**What the task asks:** Identify every line in the records below that contains the word "scope", and reproduce each one.

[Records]
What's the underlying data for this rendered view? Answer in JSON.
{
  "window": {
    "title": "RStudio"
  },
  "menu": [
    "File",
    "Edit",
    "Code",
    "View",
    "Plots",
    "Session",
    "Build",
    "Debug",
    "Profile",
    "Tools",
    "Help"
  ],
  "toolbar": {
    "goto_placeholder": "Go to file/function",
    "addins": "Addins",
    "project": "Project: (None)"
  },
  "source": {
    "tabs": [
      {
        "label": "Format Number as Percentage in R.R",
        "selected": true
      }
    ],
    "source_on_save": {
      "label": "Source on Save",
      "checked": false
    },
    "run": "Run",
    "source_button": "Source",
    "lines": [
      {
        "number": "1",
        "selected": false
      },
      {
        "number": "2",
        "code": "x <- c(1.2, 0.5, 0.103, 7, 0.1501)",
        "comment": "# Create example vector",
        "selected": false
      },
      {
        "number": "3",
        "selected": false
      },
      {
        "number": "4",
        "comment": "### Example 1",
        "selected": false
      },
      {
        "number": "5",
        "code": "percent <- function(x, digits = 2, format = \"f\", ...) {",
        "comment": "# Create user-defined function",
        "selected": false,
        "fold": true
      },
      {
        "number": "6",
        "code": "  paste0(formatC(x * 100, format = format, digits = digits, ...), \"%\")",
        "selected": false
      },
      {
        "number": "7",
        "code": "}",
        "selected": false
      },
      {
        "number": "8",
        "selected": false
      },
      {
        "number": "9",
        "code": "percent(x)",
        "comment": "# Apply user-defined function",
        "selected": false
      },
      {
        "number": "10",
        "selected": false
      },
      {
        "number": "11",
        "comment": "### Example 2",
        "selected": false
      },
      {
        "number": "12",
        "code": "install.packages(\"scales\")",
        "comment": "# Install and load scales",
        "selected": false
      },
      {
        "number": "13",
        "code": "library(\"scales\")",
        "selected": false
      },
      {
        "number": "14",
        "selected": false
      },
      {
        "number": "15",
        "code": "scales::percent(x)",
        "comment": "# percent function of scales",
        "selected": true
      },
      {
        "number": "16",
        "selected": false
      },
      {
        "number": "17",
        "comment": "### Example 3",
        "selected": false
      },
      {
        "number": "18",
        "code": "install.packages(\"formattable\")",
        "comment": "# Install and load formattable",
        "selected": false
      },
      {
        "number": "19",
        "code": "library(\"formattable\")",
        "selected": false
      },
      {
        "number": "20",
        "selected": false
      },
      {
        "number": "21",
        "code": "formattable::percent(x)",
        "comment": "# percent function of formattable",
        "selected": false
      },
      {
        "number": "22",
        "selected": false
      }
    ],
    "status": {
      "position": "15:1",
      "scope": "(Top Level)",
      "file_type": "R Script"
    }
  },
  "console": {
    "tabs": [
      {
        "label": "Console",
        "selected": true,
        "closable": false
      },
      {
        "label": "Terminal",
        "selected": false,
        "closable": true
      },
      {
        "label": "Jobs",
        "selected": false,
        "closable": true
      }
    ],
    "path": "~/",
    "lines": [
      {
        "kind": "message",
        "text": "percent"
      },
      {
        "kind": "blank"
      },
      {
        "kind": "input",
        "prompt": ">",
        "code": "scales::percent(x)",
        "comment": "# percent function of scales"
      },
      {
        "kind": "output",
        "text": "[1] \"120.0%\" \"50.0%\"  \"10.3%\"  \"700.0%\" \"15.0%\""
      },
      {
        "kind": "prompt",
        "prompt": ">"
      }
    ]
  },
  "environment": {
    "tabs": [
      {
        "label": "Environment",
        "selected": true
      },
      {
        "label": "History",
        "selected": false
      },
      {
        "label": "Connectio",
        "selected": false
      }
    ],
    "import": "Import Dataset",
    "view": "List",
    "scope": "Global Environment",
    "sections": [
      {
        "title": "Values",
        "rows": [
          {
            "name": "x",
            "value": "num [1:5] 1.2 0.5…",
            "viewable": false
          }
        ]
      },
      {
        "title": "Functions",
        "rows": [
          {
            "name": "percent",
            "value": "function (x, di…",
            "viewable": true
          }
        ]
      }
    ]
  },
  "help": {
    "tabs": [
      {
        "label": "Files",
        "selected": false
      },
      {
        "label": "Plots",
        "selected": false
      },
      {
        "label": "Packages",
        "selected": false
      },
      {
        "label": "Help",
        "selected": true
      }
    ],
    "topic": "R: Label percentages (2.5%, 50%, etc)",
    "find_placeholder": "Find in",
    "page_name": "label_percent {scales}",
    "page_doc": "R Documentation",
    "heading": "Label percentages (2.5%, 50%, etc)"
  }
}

**Expected answer:**
      "scope": "(Top Level)",
    "scope": "Global Environment",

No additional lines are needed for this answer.